[START OF Given data]

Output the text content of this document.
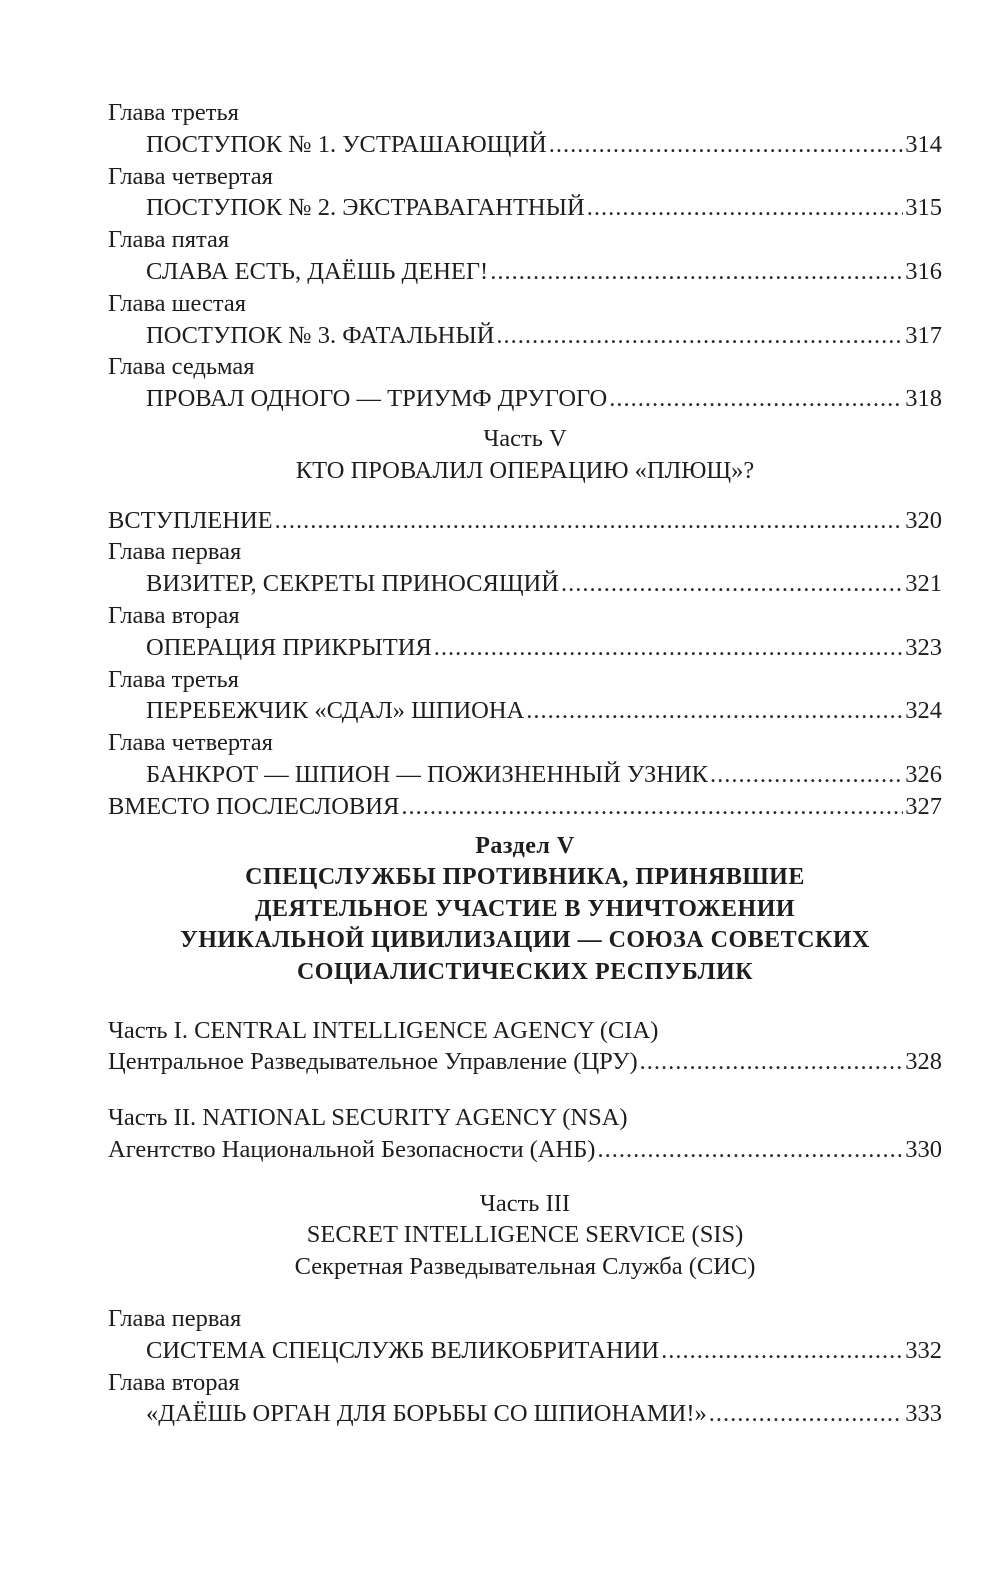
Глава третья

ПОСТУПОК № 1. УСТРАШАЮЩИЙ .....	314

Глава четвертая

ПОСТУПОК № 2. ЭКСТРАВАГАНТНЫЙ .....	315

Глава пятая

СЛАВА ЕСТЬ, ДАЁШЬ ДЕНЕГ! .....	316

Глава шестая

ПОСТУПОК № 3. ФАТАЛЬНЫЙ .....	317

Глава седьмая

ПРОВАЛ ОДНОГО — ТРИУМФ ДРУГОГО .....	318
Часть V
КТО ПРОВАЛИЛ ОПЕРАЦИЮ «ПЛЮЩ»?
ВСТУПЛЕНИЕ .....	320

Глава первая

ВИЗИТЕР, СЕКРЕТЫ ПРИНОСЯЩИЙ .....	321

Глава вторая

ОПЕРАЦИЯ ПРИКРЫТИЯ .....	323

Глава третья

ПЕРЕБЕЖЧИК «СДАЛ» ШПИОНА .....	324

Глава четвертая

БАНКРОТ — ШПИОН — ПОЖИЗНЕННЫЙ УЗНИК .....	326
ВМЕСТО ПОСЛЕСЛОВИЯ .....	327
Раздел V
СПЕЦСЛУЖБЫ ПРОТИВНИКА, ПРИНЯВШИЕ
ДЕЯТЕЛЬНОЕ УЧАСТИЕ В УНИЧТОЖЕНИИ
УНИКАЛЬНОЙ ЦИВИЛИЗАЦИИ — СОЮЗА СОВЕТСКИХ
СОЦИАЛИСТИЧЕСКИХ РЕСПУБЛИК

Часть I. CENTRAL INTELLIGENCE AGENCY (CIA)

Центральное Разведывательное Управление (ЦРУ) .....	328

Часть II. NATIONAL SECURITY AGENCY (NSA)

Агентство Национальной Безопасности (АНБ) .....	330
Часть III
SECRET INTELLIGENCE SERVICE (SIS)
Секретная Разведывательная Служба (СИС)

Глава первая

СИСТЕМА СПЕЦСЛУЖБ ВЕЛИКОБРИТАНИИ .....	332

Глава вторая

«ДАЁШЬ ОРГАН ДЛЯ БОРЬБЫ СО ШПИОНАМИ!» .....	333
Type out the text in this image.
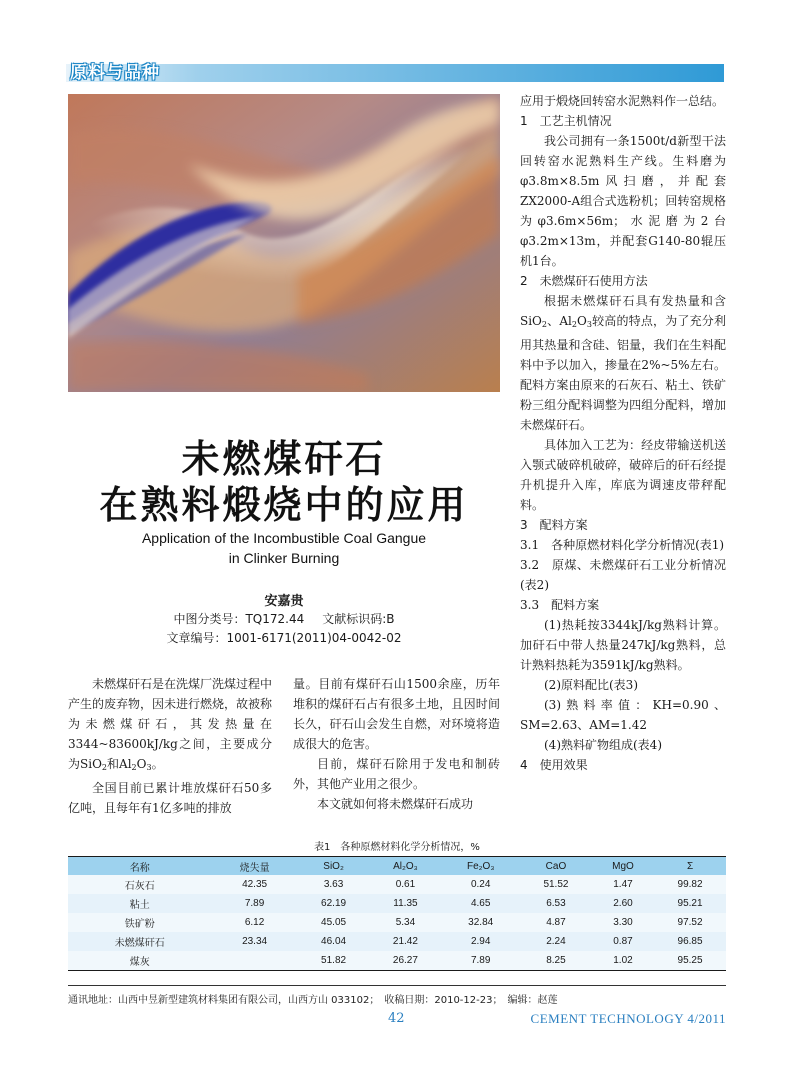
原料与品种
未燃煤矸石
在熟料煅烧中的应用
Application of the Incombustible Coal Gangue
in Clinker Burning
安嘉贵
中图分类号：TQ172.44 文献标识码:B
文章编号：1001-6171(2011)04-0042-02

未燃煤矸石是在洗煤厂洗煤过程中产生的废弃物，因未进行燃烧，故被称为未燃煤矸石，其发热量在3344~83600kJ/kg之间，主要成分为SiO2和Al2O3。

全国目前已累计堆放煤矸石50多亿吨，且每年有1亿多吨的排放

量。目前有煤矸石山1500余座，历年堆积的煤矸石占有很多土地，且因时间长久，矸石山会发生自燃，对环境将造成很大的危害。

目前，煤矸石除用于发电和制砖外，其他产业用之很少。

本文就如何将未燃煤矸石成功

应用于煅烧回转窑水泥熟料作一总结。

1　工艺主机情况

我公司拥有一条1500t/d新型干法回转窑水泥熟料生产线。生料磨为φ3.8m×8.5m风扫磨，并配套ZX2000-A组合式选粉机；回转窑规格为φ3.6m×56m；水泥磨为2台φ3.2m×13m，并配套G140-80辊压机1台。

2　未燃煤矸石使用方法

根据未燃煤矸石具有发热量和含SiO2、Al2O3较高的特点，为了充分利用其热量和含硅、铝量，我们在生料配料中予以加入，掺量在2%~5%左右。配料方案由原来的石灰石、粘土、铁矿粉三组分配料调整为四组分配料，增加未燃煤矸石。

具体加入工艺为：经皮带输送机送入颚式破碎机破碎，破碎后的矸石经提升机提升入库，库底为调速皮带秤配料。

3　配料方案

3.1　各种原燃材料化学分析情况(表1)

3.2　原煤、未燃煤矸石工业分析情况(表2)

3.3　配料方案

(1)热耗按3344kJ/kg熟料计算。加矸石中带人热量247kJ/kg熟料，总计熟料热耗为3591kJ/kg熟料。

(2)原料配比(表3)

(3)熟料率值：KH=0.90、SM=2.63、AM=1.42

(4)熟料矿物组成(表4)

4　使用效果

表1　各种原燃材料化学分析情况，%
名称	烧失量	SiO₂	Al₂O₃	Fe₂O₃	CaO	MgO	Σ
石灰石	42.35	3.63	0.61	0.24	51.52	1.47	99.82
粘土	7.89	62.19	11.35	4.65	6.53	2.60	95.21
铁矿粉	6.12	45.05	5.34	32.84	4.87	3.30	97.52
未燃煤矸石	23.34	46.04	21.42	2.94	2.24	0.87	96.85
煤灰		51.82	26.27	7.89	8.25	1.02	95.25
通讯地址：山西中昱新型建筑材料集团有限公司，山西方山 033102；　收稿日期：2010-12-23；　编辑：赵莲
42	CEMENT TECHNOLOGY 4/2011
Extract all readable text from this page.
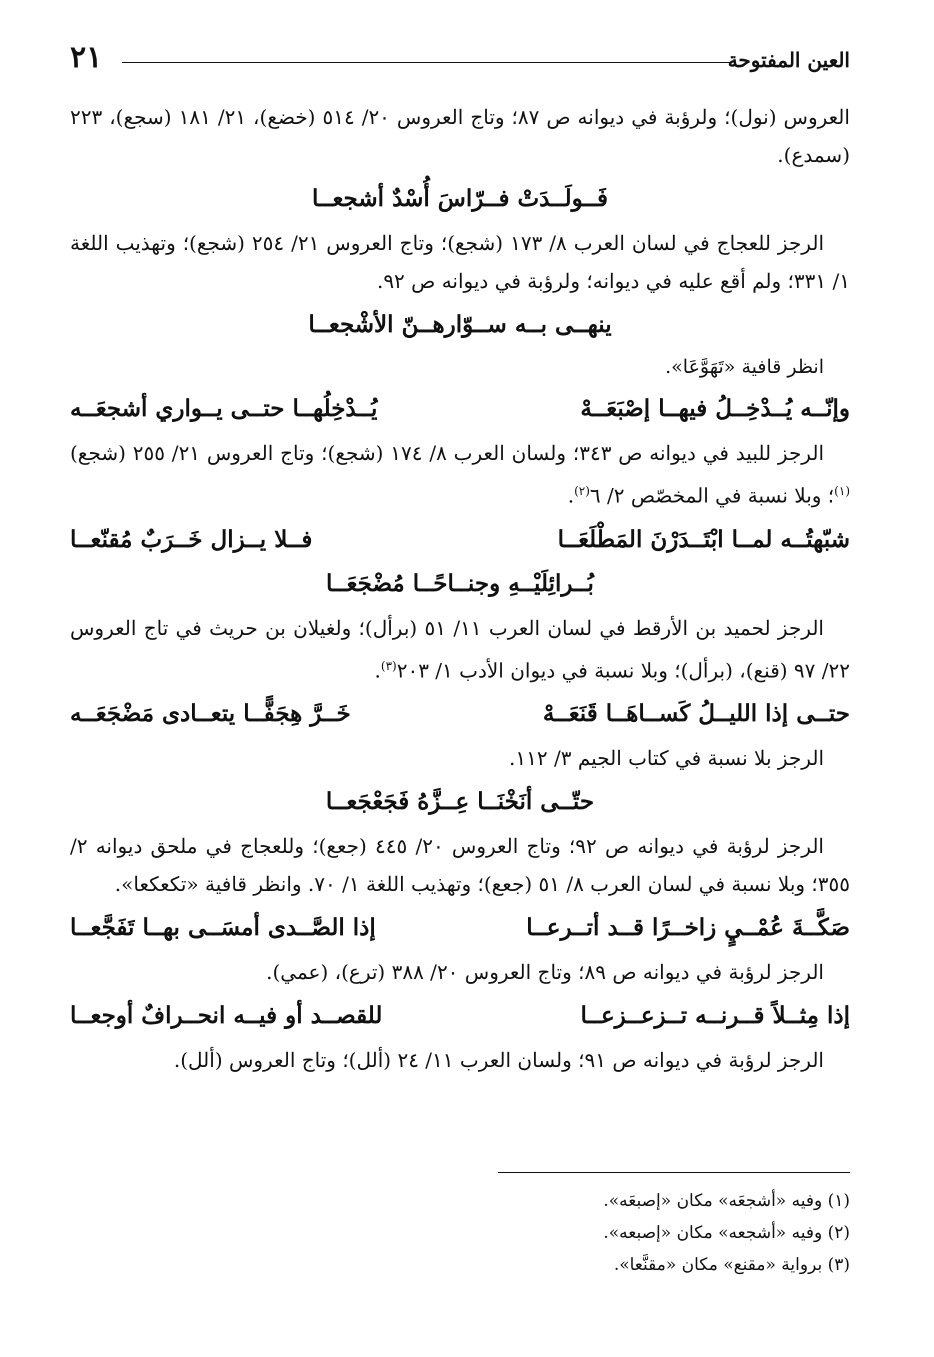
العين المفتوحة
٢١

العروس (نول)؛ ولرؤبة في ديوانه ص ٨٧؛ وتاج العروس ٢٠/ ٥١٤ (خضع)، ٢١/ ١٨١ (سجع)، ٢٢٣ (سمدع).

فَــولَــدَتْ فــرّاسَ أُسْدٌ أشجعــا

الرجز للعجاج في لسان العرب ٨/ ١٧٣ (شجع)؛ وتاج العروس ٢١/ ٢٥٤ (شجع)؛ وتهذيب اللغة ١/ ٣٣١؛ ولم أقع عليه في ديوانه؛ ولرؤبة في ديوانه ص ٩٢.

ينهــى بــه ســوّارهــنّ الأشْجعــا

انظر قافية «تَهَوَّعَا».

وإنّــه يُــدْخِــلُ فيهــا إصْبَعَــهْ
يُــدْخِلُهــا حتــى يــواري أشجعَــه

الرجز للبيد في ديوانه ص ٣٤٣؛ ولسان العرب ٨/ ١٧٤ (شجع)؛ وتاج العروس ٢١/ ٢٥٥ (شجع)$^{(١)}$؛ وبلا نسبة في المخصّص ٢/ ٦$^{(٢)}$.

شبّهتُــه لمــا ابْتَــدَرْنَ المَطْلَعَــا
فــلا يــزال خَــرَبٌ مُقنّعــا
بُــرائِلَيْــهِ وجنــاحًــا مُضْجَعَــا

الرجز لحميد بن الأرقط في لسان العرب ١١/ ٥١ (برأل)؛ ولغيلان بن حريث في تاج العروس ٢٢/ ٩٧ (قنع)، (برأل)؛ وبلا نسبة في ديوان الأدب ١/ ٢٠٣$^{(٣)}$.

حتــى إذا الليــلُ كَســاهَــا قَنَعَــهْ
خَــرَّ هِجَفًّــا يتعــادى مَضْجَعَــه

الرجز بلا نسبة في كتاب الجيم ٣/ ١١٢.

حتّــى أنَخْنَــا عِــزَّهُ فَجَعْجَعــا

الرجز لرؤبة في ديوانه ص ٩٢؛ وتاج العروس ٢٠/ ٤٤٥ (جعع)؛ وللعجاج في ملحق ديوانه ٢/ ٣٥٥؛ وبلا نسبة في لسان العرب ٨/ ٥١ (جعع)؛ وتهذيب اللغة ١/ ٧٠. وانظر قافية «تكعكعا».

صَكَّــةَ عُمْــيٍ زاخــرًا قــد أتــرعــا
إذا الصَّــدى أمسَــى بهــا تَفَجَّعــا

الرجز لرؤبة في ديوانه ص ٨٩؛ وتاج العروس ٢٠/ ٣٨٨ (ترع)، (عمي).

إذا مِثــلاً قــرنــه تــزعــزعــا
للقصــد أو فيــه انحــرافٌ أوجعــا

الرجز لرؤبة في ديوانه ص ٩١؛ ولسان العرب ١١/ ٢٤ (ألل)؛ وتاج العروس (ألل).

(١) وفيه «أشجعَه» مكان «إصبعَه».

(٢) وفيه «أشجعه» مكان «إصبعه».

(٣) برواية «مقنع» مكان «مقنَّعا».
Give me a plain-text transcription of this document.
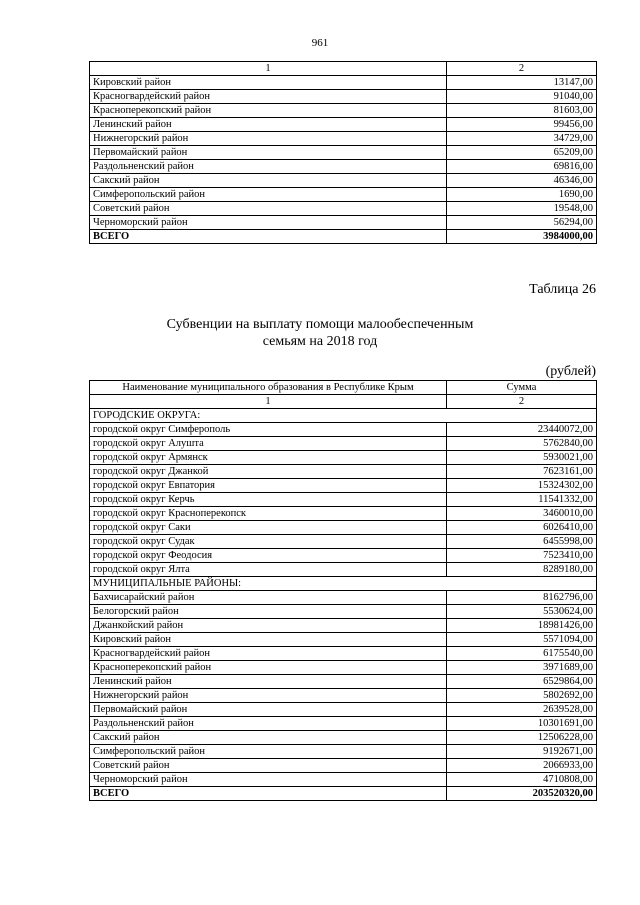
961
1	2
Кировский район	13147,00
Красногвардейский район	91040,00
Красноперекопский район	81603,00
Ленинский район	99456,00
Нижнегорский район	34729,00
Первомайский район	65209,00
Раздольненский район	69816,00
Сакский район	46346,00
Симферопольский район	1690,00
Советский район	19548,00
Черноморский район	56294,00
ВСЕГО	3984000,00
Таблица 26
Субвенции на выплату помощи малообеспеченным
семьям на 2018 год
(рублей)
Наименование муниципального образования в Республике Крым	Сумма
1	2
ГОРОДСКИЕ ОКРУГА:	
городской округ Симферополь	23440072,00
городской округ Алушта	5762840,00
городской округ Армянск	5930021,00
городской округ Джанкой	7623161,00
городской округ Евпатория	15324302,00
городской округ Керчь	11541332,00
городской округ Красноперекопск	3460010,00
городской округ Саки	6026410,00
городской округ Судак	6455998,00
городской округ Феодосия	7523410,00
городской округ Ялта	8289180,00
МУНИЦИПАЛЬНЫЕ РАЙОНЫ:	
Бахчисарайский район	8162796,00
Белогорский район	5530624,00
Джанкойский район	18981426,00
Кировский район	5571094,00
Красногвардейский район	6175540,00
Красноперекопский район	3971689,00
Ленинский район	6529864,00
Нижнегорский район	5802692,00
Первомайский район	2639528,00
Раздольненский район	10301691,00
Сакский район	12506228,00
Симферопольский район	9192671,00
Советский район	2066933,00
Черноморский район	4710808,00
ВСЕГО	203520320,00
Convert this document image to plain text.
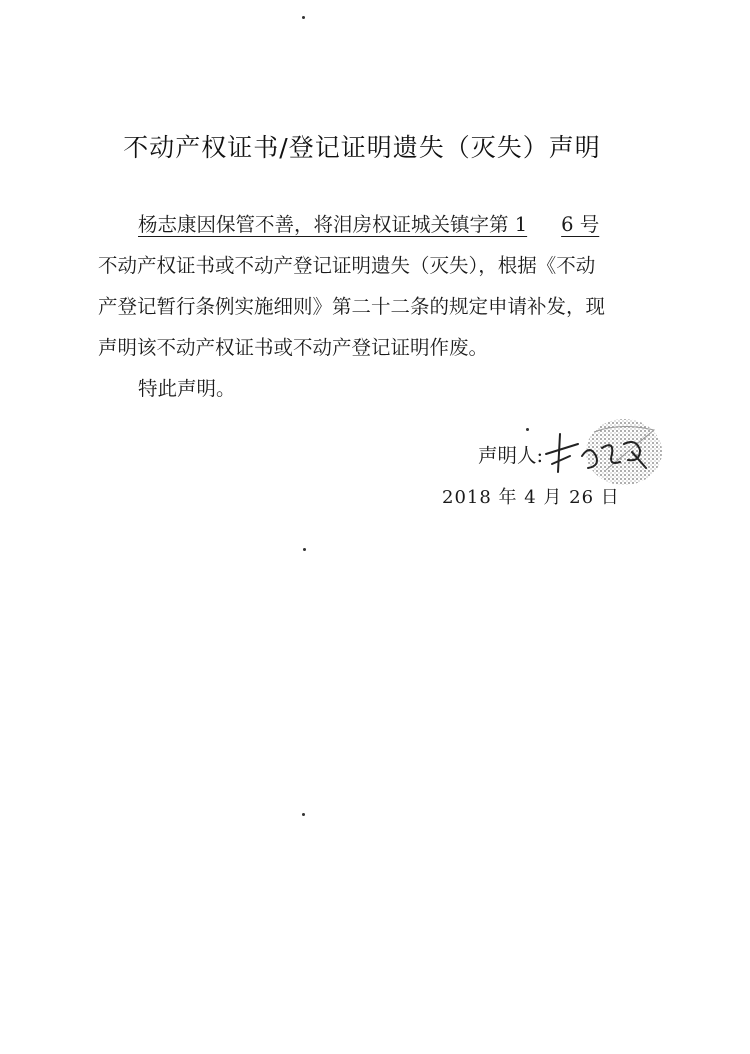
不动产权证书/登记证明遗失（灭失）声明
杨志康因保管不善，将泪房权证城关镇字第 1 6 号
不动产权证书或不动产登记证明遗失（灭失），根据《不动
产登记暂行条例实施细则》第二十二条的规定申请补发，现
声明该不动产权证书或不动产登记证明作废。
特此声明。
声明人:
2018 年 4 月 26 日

[END OF Given data]

◆ Prompt
Which lines in the listing above hold the word "Сакский"? Show each of them.

◆ Finished answer
Сакский район	46346,00
Сакский район	12506228,00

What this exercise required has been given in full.